Written task: Your task is to write out the complete listing exactly as it is shown.

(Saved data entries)
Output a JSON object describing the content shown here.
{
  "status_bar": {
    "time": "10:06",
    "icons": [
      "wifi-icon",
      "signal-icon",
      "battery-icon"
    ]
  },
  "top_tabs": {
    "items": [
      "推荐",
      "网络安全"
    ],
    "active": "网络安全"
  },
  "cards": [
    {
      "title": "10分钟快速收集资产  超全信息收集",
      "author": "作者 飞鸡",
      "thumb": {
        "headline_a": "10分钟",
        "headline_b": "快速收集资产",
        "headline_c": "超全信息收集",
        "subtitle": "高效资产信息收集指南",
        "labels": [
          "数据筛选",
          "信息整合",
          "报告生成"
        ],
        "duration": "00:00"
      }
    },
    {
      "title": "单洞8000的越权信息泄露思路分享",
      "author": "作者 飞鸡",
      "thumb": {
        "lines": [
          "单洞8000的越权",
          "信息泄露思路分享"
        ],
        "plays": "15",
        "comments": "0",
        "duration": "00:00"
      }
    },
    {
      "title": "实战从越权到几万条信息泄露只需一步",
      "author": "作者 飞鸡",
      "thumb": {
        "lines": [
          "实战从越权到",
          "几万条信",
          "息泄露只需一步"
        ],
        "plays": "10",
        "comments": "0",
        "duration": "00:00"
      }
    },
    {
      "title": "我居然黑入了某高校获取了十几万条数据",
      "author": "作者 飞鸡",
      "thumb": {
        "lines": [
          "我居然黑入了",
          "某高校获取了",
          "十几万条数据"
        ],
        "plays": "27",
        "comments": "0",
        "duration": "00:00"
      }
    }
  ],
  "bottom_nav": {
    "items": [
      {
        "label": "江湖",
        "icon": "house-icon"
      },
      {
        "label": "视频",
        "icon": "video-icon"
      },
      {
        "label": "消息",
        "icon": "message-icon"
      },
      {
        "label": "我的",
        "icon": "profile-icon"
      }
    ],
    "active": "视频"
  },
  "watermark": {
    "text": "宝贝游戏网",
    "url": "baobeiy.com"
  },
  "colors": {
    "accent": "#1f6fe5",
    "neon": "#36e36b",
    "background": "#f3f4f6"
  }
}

Solution to this task:
Output a JSON object describing the content shown here.
{
  "status_bar": {
    "time": "10:06",
    "icons": [
      "wifi-icon",
      "signal-icon",
      "battery-icon"
    ]
  },
  "top_tabs": {
    "items": [
      "推荐",
      "网络安全"
    ],
    "active": "网络安全"
  },
  "cards": [
    {
      "title": "10分钟快速收集资产  超全信息收集",
      "author": "作者 飞鸡",
      "thumb": {
        "headline_a": "10分钟",
        "headline_b": "快速收集资产",
        "headline_c": "超全信息收集",
        "subtitle": "高效资产信息收集指南",
        "labels": [
          "数据筛选",
          "信息整合",
          "报告生成"
        ],
        "duration": "00:00"
      }
    },
    {
      "title": "单洞8000的越权信息泄露思路分享",
      "author": "作者 飞鸡",
      "thumb": {
        "lines": [
          "单洞8000的越权",
          "信息泄露思路分享"
        ],
        "plays": "15",
        "comments": "0",
        "duration": "00:00"
      }
    },
    {
      "title": "实战从越权到几万条信息泄露只需一步",
      "author": "作者 飞鸡",
      "thumb": {
        "lines": [
          "实战从越权到",
          "几万条信",
          "息泄露只需一步"
        ],
        "plays": "10",
        "comments": "0",
        "duration": "00:00"
      }
    },
    {
      "title": "我居然黑入了某高校获取了十几万条数据",
      "author": "作者 飞鸡",
      "thumb": {
        "lines": [
          "我居然黑入了",
          "某高校获取了",
          "十几万条数据"
        ],
        "plays": "27",
        "comments": "0",
        "duration": "00:00"
      }
    }
  ],
  "bottom_nav": {
    "items": [
      {
        "label": "江湖",
        "icon": "house-icon"
      },
      {
        "label": "视频",
        "icon": "video-icon"
      },
      {
        "label": "消息",
        "icon": "message-icon"
      },
      {
        "label": "我的",
        "icon": "profile-icon"
      }
    ],
    "active": "视频"
  },
  "watermark": {
    "text": "宝贝游戏网",
    "url": "baobeiy.com"
  },
  "colors": {
    "accent": "#1f6fe5",
    "neon": "#36e36b",
    "background": "#f3f4f6"
  }
}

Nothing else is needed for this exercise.